Element box annotations:
□ □ □ □ □
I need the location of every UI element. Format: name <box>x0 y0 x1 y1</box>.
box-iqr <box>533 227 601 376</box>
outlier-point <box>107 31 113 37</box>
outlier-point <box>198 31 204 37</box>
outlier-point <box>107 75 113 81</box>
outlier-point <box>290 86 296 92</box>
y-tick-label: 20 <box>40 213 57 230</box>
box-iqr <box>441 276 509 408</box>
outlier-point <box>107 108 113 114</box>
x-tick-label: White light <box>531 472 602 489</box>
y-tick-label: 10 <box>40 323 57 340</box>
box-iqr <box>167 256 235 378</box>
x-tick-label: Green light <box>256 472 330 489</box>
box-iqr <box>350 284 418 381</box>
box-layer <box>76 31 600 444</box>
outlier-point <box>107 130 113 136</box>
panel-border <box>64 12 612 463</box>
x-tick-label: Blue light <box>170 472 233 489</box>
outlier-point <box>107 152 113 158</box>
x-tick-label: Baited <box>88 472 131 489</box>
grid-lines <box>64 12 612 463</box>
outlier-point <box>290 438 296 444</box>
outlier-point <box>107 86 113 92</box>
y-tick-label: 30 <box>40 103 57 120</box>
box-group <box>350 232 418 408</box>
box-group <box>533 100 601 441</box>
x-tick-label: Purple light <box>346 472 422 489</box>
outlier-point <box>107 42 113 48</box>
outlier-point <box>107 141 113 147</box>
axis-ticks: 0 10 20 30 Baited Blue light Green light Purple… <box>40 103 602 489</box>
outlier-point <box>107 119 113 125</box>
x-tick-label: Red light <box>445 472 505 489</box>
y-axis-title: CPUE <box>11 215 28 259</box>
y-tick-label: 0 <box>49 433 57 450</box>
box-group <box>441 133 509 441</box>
□ □ □ □ □
- EXERCISE DETAILS
Render every line of the data above as a JSON array of strings, one string per line, with blank lines left out.

- FINISHED EXERCISE
[
  "I need the location of every UI element. Format: name <box>x0 y0 x1 y1</box>.",
  "box-iqr <box>533 227 601 376</box>",
  "outlier-point <box>107 31 113 37</box>",
  "outlier-point <box>198 31 204 37</box>",
  "outlier-point <box>107 75 113 81</box>",
  "outlier-point <box>290 86 296 92</box>",
  "y-tick-label: 20 <box>40 213 57 230</box>",
  "box-iqr <box>441 276 509 408</box>",
  "outlier-point <box>107 108 113 114</box>",
  "x-tick-label: White light <box>531 472 602 489</box>",
  "y-tick-label: 10 <box>40 323 57 340</box>",
  "box-iqr <box>167 256 235 378</box>",
  "x-tick-label: Green light <box>256 472 330 489</box>",
  "box-iqr <box>350 284 418 381</box>",
  "box-layer <box>76 31 600 444</box>",
  "outlier-point <box>107 130 113 136</box>",
  "panel-border <box>64 12 612 463</box>",
  "x-tick-label: Blue light <box>170 472 233 489</box>",
  "outlier-point <box>107 152 113 158</box>",
  "x-tick-label: Baited <box>88 472 131 489</box>",
  "grid-lines <box>64 12 612 463</box>",
  "outlier-point <box>290 438 296 444</box>",
  "outlier-point <box>107 86 113 92</box>",
  "y-tick-label: 30 <box>40 103 57 120</box>",
  "box-group <box>350 232 418 408</box>",
  "box-group <box>533 100 601 441</box>",
  "x-tick-label: Purple light <box>346 472 422 489</box>",
  "outlier-point <box>107 42 113 48</box>",
  "outlier-point <box>107 141 113 147</box>",
  "axis-ticks: 0 10 20 30 Baited Blue light Green light Purple… <box>40 103 602 489</box>",
  "outlier-point <box>107 119 113 125</box>",
  "x-tick-label: Red light <box>445 472 505 489</box>",
  "y-axis-title: CPUE <box>11 215 28 259</box>",
  "y-tick-label: 0 <box>49 433 57 450</box>",
  "box-group <box>441 133 509 441</box>"
]